▶ Listed records:
----------------

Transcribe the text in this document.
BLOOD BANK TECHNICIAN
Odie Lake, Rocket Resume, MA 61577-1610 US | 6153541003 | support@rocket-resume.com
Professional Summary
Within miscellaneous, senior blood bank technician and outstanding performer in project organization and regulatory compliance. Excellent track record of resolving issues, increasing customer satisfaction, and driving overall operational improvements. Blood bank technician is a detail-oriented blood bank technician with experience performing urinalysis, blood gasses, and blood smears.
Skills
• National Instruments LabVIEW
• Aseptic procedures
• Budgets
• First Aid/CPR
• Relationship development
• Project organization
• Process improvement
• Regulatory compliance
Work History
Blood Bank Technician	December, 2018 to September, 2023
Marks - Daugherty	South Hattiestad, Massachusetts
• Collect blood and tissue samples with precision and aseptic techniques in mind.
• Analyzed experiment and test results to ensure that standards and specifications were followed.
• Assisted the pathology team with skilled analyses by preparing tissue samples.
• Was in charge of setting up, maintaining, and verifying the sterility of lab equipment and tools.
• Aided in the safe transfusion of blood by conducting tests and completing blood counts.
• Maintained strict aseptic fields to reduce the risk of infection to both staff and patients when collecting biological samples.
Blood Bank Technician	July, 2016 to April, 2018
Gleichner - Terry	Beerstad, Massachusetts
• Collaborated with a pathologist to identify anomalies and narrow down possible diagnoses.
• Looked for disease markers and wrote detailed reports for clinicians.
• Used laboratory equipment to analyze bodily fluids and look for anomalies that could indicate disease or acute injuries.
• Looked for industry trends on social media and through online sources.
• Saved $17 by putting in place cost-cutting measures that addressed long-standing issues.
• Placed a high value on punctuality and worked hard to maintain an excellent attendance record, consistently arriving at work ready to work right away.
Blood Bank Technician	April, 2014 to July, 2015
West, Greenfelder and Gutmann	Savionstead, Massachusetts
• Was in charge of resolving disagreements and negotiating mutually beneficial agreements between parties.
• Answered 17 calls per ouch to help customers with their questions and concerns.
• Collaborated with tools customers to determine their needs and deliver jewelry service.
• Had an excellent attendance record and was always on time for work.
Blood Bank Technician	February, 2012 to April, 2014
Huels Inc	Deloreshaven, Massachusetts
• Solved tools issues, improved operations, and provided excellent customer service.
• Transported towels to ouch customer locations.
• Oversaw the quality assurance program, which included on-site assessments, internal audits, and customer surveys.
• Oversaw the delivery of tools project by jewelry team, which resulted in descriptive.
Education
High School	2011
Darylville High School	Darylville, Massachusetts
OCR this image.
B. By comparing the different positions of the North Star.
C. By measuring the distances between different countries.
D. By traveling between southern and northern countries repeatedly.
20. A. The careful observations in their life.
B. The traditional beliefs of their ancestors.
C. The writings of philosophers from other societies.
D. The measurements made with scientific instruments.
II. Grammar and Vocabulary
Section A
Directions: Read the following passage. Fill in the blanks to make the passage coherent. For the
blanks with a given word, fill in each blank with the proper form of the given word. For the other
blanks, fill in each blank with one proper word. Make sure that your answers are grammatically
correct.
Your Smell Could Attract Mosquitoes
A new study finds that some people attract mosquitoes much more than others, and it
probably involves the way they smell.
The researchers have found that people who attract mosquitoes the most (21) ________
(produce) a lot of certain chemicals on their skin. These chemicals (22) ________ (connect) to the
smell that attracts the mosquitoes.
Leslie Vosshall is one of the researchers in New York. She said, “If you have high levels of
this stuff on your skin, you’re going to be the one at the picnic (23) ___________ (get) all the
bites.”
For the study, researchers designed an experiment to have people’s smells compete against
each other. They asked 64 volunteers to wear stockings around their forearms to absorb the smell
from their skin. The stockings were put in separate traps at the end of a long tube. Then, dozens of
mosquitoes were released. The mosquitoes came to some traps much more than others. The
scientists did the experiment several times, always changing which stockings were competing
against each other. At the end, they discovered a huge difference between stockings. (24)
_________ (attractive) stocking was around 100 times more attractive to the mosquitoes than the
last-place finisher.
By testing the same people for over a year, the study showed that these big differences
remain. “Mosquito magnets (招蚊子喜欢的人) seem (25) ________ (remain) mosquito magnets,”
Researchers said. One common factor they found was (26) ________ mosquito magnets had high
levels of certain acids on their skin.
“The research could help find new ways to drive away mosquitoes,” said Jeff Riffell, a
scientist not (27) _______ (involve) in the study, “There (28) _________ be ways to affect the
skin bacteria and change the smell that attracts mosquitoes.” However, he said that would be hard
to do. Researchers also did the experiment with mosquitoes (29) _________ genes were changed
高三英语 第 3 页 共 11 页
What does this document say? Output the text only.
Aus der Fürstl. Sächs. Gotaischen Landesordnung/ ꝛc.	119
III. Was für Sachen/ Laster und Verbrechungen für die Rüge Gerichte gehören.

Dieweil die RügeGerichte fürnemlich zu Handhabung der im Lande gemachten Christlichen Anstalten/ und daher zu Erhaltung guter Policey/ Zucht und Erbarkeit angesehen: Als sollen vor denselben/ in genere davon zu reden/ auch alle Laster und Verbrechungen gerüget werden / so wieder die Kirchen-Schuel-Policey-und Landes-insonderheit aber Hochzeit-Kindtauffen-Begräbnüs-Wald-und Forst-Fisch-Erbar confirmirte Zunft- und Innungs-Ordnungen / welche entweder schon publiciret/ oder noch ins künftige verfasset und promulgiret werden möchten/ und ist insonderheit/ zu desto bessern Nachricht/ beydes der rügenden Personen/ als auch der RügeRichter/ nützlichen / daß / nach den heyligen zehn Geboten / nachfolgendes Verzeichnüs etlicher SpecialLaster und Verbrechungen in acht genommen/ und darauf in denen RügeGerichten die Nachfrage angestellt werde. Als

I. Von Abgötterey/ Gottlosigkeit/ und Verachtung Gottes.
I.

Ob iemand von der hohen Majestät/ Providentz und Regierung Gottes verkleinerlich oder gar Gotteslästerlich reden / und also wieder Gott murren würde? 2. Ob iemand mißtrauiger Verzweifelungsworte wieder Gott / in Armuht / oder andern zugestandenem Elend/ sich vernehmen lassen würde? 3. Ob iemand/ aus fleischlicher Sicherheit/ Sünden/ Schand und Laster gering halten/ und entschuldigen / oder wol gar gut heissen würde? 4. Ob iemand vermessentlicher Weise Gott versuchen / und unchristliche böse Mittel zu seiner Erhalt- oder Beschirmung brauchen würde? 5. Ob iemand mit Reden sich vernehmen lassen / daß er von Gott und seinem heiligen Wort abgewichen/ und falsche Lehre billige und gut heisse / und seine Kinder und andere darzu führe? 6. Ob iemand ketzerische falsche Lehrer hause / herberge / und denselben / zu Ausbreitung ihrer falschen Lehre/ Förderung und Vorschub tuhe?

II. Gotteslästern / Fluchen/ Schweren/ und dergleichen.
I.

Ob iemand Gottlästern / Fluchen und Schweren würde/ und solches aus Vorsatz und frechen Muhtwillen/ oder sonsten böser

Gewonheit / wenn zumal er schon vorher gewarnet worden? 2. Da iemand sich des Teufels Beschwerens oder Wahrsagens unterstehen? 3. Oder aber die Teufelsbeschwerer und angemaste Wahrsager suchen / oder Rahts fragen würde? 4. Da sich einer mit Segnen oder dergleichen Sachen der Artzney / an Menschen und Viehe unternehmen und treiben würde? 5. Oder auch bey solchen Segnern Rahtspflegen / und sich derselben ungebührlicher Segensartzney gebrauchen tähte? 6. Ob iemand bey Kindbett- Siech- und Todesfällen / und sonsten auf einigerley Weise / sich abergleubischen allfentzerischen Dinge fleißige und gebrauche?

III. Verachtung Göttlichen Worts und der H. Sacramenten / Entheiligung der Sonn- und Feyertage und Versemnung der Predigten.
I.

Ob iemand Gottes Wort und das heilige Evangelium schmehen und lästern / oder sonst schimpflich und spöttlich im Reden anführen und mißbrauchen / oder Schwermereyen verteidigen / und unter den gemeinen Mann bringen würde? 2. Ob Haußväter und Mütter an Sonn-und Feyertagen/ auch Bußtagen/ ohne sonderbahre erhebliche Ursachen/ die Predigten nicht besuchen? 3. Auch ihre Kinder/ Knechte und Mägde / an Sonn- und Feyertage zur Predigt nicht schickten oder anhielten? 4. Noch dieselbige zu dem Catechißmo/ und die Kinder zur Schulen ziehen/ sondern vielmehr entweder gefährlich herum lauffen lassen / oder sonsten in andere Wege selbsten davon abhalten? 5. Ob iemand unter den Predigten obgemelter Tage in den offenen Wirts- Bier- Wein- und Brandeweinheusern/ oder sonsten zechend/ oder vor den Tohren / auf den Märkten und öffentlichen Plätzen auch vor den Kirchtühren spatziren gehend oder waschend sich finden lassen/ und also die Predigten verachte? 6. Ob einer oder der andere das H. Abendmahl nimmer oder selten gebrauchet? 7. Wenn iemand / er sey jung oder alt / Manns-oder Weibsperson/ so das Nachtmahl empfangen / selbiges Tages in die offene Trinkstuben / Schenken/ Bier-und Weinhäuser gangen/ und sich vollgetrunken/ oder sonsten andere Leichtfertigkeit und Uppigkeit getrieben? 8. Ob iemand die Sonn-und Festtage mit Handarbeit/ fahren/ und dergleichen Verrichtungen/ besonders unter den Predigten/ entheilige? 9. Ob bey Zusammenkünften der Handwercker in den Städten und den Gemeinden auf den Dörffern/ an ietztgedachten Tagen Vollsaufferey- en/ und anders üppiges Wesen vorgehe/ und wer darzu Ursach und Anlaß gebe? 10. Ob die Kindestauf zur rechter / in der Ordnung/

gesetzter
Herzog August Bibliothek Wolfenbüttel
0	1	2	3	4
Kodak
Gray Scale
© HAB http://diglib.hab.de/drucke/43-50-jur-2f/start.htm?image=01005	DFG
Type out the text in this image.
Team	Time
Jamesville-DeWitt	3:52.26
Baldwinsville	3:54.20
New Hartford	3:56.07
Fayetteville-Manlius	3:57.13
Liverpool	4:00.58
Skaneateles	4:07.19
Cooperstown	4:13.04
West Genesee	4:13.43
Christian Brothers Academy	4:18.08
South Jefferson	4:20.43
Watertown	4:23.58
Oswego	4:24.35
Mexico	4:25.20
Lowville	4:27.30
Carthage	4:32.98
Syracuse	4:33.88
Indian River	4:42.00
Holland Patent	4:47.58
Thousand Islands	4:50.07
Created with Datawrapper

----------------

▶ What you need to do: Write out, word for word, all lines from the line that holds "Type out the text in this image." through the last line of the listing, with both end lines kept.

▶ Exercise response:
Type out the text in this image.
Team	Time
Jamesville-DeWitt	3:52.26
Baldwinsville	3:54.20
New Hartford	3:56.07
Fayetteville-Manlius	3:57.13
Liverpool	4:00.58
Skaneateles	4:07.19
Cooperstown	4:13.04
West Genesee	4:13.43
Christian Brothers Academy	4:18.08
South Jefferson	4:20.43
Watertown	4:23.58
Oswego	4:24.35
Mexico	4:25.20
Lowville	4:27.30
Carthage	4:32.98
Syracuse	4:33.88
Indian River	4:42.00
Holland Patent	4:47.58
Thousand Islands	4:50.07
Created with Datawrapper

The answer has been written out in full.